_Records to process_:
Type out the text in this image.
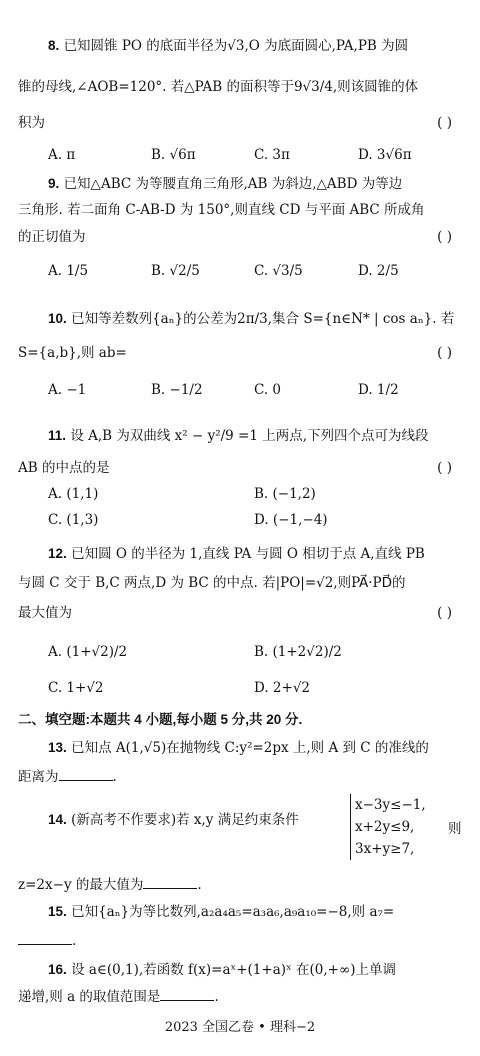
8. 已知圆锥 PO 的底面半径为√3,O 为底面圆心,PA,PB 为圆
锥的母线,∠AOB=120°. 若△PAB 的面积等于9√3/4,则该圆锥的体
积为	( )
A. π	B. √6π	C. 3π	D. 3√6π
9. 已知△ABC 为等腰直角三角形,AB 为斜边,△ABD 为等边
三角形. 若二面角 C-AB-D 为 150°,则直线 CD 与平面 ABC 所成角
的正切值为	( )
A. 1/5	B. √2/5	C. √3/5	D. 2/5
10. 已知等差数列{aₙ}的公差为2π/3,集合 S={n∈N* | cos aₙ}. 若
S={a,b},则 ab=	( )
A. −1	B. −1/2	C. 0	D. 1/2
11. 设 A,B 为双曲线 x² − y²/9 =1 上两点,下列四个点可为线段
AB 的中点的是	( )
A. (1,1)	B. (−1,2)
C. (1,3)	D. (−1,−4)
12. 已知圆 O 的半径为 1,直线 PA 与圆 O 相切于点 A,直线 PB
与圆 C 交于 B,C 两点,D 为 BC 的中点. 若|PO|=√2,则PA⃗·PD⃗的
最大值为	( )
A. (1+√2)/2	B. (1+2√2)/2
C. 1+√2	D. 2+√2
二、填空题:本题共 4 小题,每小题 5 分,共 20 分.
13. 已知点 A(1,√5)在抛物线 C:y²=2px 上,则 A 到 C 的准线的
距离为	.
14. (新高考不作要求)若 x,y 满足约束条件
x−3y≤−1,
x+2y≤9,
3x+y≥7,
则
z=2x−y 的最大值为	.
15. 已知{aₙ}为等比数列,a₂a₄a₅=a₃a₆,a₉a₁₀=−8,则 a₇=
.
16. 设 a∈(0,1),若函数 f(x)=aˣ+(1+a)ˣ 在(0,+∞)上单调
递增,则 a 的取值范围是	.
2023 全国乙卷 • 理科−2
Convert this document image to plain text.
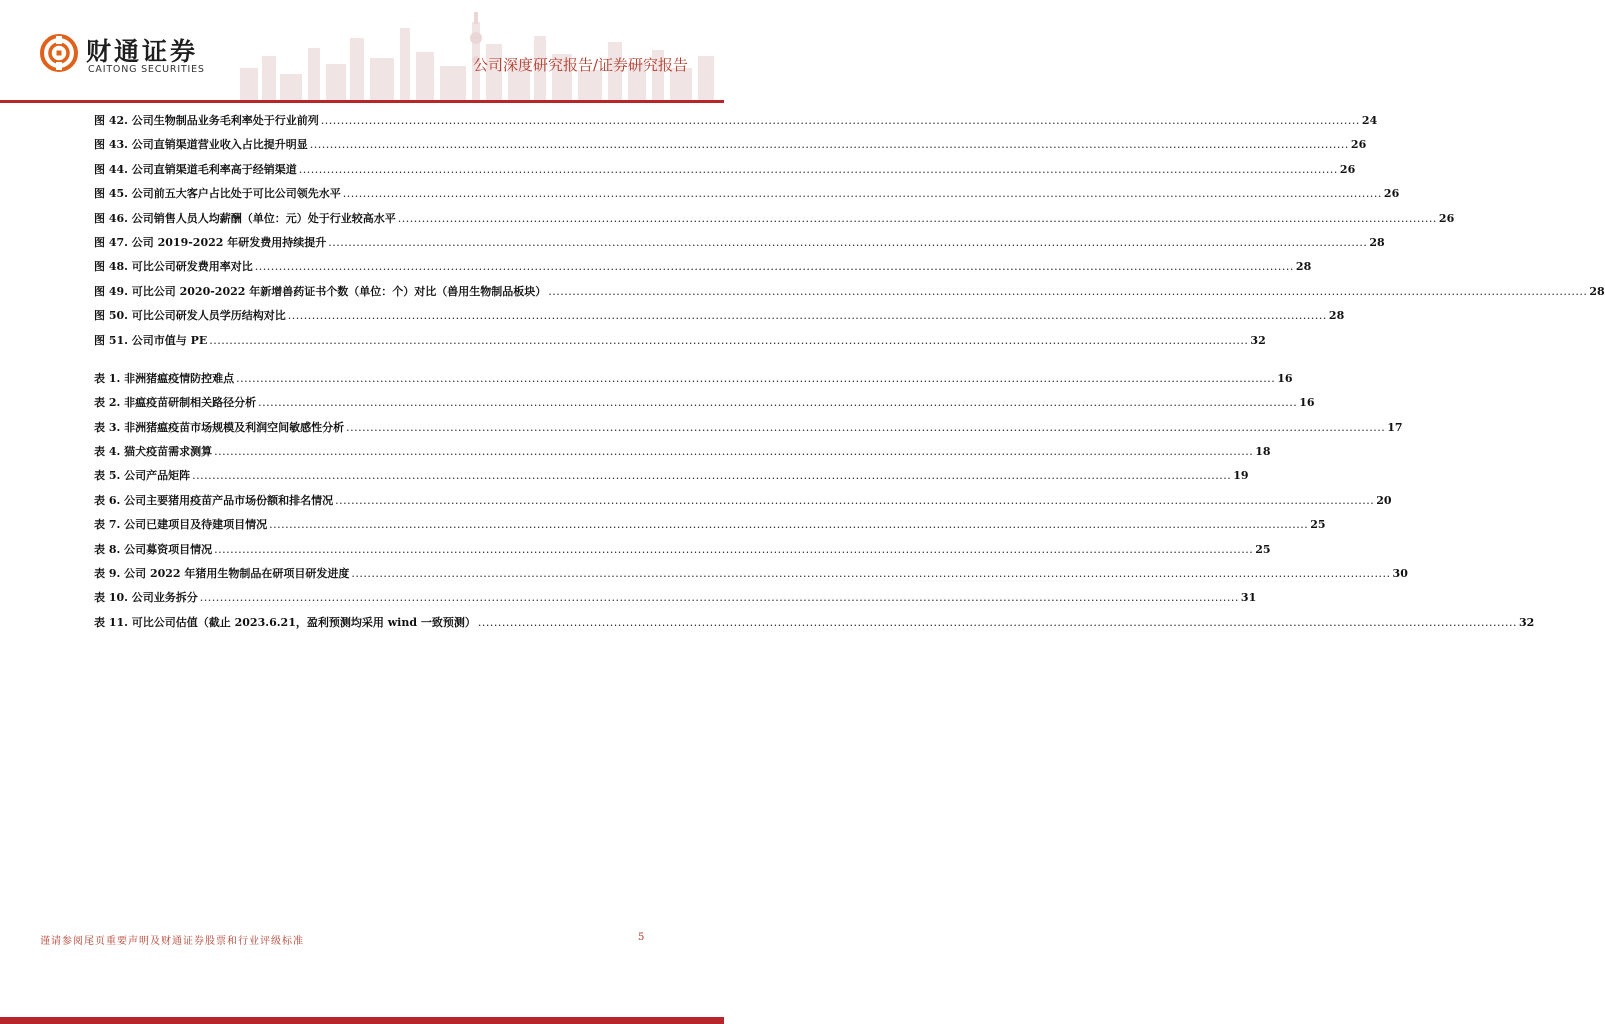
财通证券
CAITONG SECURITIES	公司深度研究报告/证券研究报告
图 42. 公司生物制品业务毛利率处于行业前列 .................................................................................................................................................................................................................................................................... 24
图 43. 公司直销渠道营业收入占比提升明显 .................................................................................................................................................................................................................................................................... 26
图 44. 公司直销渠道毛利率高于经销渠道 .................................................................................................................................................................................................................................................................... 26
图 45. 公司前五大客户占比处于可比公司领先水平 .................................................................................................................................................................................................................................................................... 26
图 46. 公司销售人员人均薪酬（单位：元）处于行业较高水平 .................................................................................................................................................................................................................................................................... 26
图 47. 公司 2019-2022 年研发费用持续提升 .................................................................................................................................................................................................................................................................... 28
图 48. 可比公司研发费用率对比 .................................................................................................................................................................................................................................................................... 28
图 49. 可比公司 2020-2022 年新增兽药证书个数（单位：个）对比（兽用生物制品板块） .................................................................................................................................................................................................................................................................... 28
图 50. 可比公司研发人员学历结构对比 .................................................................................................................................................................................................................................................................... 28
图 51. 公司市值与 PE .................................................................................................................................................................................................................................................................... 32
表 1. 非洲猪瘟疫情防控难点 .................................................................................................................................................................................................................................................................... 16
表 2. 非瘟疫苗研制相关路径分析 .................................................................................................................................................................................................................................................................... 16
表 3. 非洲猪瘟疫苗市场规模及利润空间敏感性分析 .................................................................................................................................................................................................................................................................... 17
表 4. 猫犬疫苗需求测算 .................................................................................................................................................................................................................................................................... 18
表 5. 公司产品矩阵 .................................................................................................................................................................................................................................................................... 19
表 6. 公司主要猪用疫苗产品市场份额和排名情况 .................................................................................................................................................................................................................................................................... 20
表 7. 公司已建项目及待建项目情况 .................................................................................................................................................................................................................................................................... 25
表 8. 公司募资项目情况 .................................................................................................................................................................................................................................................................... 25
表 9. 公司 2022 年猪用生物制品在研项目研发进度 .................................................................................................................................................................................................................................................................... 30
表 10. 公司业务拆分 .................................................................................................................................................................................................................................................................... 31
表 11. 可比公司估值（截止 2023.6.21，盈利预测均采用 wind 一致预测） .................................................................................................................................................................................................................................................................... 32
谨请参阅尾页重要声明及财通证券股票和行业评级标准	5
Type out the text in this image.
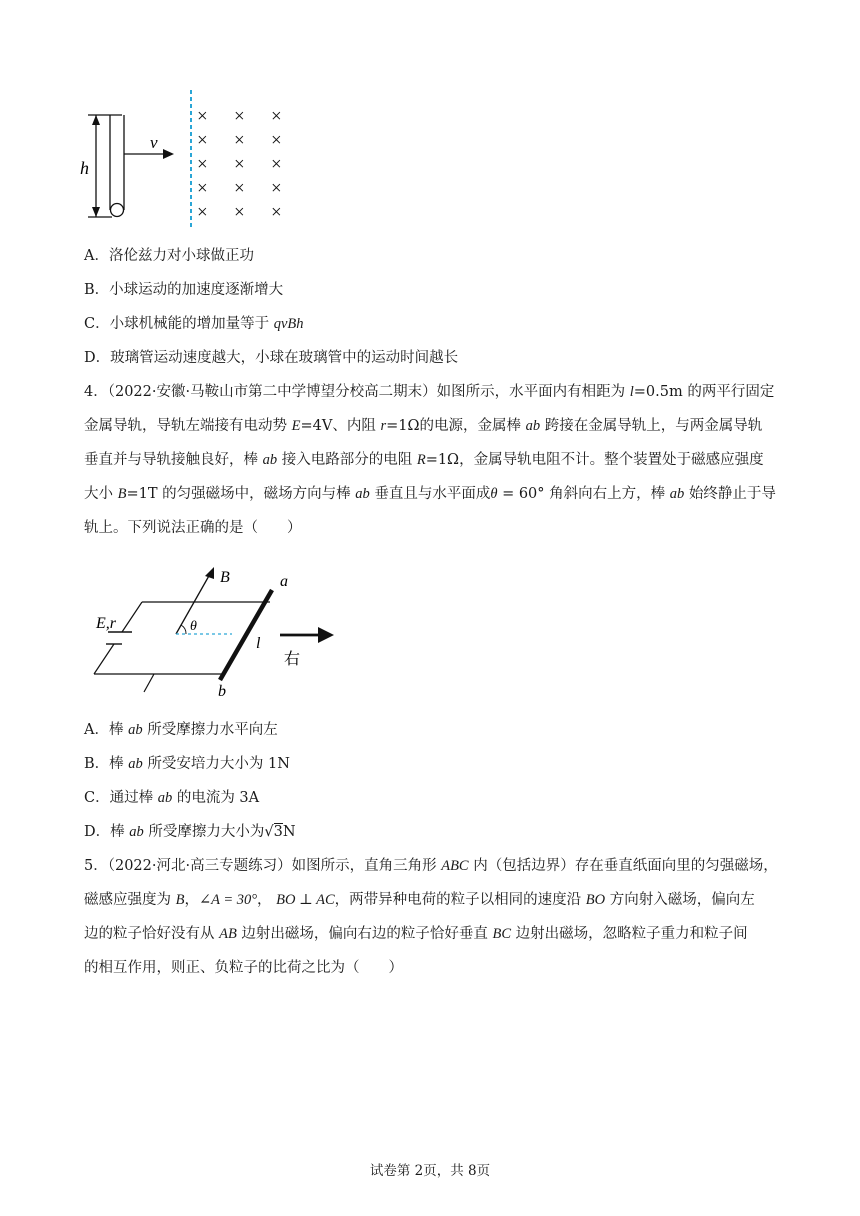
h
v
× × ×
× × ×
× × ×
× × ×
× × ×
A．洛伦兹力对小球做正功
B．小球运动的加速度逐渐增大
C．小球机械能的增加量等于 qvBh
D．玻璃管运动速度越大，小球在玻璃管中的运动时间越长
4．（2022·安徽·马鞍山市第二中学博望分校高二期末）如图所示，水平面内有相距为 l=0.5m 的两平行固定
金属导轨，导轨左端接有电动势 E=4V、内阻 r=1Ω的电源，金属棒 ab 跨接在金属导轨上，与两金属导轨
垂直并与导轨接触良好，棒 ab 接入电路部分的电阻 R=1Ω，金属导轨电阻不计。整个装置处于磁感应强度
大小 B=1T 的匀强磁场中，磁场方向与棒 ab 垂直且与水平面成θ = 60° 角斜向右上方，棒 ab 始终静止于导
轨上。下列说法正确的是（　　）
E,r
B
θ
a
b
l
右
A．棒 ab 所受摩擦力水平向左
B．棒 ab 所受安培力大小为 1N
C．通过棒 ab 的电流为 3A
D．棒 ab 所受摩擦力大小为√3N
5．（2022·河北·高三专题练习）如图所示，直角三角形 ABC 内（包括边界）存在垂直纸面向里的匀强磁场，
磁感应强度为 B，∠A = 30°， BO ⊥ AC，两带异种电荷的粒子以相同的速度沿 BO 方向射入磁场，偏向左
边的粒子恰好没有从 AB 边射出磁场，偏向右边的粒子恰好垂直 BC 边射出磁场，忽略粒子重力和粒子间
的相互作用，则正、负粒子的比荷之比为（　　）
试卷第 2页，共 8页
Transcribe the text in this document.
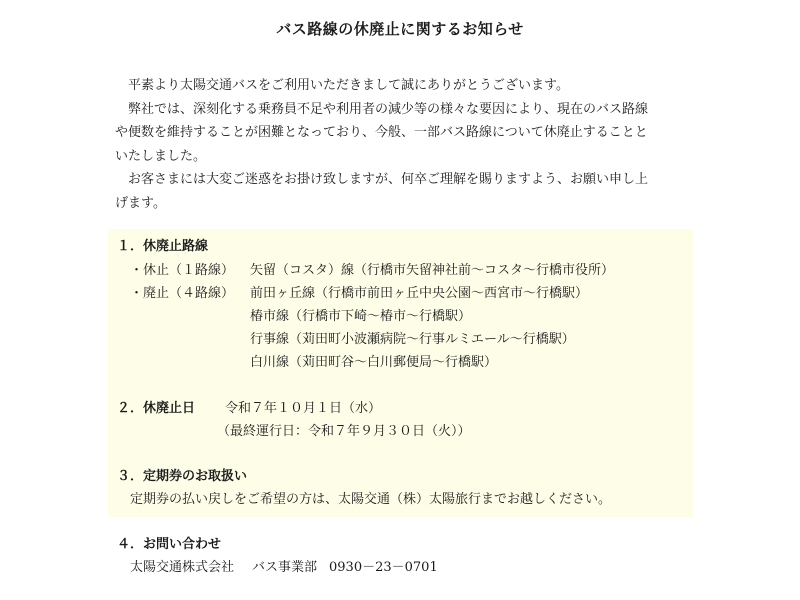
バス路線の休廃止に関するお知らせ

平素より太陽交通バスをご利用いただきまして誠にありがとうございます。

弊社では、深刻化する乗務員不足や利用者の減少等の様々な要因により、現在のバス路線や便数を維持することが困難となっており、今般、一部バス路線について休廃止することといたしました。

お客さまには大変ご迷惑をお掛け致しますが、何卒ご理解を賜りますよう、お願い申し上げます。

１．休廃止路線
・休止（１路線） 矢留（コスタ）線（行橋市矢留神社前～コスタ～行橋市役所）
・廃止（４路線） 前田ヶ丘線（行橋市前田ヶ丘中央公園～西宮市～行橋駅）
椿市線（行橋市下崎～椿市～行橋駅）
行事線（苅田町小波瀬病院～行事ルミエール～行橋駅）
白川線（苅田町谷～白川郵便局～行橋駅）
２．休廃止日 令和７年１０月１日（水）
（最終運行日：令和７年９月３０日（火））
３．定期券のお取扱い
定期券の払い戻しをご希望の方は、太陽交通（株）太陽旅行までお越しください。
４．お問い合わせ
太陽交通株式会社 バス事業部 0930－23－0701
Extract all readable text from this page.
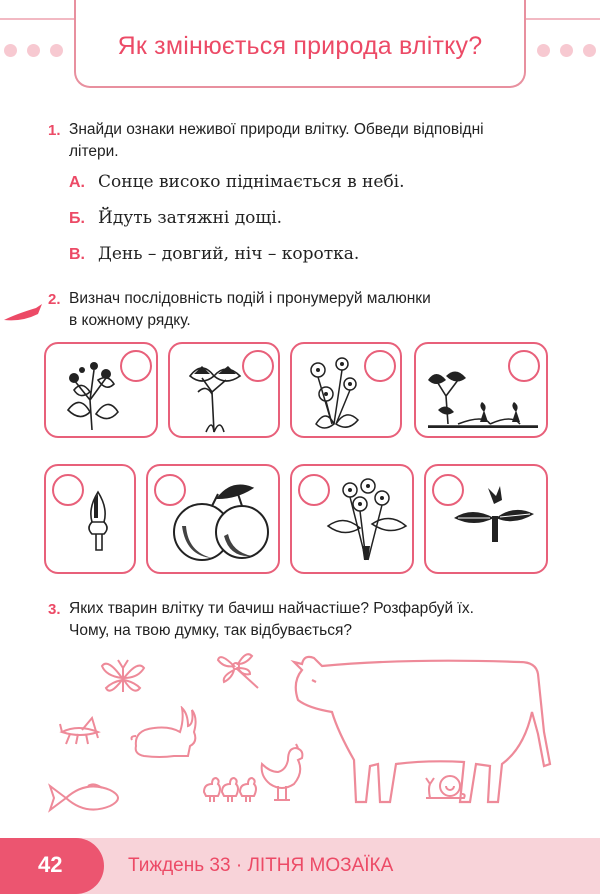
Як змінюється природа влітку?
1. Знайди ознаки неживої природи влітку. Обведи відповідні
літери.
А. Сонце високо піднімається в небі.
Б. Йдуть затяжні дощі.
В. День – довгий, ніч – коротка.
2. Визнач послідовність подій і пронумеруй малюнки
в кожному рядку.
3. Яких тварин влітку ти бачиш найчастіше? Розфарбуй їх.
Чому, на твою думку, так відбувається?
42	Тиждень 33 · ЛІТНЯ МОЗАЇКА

_Problem statement_:
Copy every line of the listing where the word "document" appears.

_Solution to this problem_:
Convert this document image to plain text.
Transcribe the text in this document.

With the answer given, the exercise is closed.